### GIVEN EXERCISE
Your task is to print the material below exactly as presented.

## start

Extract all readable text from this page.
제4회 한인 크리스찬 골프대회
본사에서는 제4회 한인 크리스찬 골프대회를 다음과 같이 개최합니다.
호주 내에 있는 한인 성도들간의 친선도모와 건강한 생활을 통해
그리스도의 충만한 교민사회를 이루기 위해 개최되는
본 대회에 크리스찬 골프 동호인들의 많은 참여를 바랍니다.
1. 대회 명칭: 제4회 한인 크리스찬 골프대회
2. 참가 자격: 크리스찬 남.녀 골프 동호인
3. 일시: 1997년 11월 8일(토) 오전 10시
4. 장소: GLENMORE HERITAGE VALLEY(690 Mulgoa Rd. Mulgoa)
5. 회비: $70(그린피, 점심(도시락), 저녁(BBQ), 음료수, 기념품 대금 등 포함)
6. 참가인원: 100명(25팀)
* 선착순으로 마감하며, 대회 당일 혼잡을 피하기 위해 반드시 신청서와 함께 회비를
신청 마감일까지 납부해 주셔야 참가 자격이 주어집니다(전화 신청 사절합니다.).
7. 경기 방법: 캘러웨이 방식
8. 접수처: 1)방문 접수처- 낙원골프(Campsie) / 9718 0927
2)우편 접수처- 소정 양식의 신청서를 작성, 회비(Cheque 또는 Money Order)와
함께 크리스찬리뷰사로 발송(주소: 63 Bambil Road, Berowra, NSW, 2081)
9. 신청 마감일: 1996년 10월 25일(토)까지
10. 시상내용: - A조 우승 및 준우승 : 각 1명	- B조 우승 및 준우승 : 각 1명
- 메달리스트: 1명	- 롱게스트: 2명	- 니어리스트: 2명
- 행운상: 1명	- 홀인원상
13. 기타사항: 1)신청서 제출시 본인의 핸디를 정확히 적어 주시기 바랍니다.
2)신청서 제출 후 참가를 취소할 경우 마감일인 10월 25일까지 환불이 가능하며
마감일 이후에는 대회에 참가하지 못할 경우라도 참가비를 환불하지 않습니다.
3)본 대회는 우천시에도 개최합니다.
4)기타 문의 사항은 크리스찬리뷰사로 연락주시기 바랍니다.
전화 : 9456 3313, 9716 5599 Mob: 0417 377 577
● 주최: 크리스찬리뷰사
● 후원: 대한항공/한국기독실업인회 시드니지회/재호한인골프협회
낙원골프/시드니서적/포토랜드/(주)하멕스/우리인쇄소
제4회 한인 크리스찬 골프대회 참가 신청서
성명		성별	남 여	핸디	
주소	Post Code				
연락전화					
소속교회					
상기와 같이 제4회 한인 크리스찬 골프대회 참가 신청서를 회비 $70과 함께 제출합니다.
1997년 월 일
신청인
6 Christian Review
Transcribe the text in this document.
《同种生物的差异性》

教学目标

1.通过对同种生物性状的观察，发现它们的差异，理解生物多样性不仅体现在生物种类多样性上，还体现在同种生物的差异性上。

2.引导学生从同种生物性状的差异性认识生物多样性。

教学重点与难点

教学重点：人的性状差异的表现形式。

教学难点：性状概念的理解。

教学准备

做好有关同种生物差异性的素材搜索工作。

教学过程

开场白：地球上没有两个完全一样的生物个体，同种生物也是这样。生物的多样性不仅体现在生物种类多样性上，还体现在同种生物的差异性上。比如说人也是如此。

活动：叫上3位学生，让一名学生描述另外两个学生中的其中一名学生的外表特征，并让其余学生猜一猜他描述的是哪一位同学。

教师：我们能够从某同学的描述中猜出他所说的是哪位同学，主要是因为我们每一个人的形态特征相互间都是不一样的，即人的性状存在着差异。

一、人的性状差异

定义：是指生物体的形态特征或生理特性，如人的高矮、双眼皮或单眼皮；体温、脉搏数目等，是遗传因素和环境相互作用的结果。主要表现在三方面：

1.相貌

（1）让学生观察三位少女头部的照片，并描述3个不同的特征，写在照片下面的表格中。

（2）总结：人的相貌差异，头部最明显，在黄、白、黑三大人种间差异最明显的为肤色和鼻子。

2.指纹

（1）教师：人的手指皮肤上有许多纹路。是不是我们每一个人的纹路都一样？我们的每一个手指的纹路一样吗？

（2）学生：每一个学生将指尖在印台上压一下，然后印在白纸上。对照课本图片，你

## end

### WRITTEN SOLUTION
Extract all readable text from this page.
제4회 한인 크리스찬 골프대회
본사에서는 제4회 한인 크리스찬 골프대회를 다음과 같이 개최합니다.
호주 내에 있는 한인 성도들간의 친선도모와 건강한 생활을 통해
그리스도의 충만한 교민사회를 이루기 위해 개최되는
본 대회에 크리스찬 골프 동호인들의 많은 참여를 바랍니다.
1. 대회 명칭: 제4회 한인 크리스찬 골프대회
2. 참가 자격: 크리스찬 남.녀 골프 동호인
3. 일시: 1997년 11월 8일(토) 오전 10시
4. 장소: GLENMORE HERITAGE VALLEY(690 Mulgoa Rd. Mulgoa)
5. 회비: $70(그린피, 점심(도시락), 저녁(BBQ), 음료수, 기념품 대금 등 포함)
6. 참가인원: 100명(25팀)
* 선착순으로 마감하며, 대회 당일 혼잡을 피하기 위해 반드시 신청서와 함께 회비를
신청 마감일까지 납부해 주셔야 참가 자격이 주어집니다(전화 신청 사절합니다.).
7. 경기 방법: 캘러웨이 방식
8. 접수처: 1)방문 접수처- 낙원골프(Campsie) / 9718 0927
2)우편 접수처- 소정 양식의 신청서를 작성, 회비(Cheque 또는 Money Order)와
함께 크리스찬리뷰사로 발송(주소: 63 Bambil Road, Berowra, NSW, 2081)
9. 신청 마감일: 1996년 10월 25일(토)까지
10. 시상내용: - A조 우승 및 준우승 : 각 1명	- B조 우승 및 준우승 : 각 1명
- 메달리스트: 1명	- 롱게스트: 2명	- 니어리스트: 2명
- 행운상: 1명	- 홀인원상
13. 기타사항: 1)신청서 제출시 본인의 핸디를 정확히 적어 주시기 바랍니다.
2)신청서 제출 후 참가를 취소할 경우 마감일인 10월 25일까지 환불이 가능하며
마감일 이후에는 대회에 참가하지 못할 경우라도 참가비를 환불하지 않습니다.
3)본 대회는 우천시에도 개최합니다.
4)기타 문의 사항은 크리스찬리뷰사로 연락주시기 바랍니다.
전화 : 9456 3313, 9716 5599 Mob: 0417 377 577
● 주최: 크리스찬리뷰사
● 후원: 대한항공/한국기독실업인회 시드니지회/재호한인골프협회
낙원골프/시드니서적/포토랜드/(주)하멕스/우리인쇄소
제4회 한인 크리스찬 골프대회 참가 신청서
성명		성별	남 여	핸디	
주소	Post Code				
연락전화					
소속교회					
상기와 같이 제4회 한인 크리스찬 골프대회 참가 신청서를 회비 $70과 함께 제출합니다.
1997년 월 일
신청인
6 Christian Review
Transcribe the text in this document.
《同种生物的差异性》

教学目标

1.通过对同种生物性状的观察，发现它们的差异，理解生物多样性不仅体现在生物种类多样性上，还体现在同种生物的差异性上。

2.引导学生从同种生物性状的差异性认识生物多样性。

教学重点与难点

教学重点：人的性状差异的表现形式。

教学难点：性状概念的理解。

教学准备

做好有关同种生物差异性的素材搜索工作。

教学过程

开场白：地球上没有两个完全一样的生物个体，同种生物也是这样。生物的多样性不仅体现在生物种类多样性上，还体现在同种生物的差异性上。比如说人也是如此。

活动：叫上3位学生，让一名学生描述另外两个学生中的其中一名学生的外表特征，并让其余学生猜一猜他描述的是哪一位同学。

教师：我们能够从某同学的描述中猜出他所说的是哪位同学，主要是因为我们每一个人的形态特征相互间都是不一样的，即人的性状存在着差异。

一、人的性状差异

定义：是指生物体的形态特征或生理特性，如人的高矮、双眼皮或单眼皮；体温、脉搏数目等，是遗传因素和环境相互作用的结果。主要表现在三方面：

1.相貌

（1）让学生观察三位少女头部的照片，并描述3个不同的特征，写在照片下面的表格中。

（2）总结：人的相貌差异，头部最明显，在黄、白、黑三大人种间差异最明显的为肤色和鼻子。

2.指纹

（1）教师：人的手指皮肤上有许多纹路。是不是我们每一个人的纹路都一样？我们的每一个手指的纹路一样吗？

（2）学生：每一个学生将指尖在印台上压一下，然后印在白纸上。对照课本图片，你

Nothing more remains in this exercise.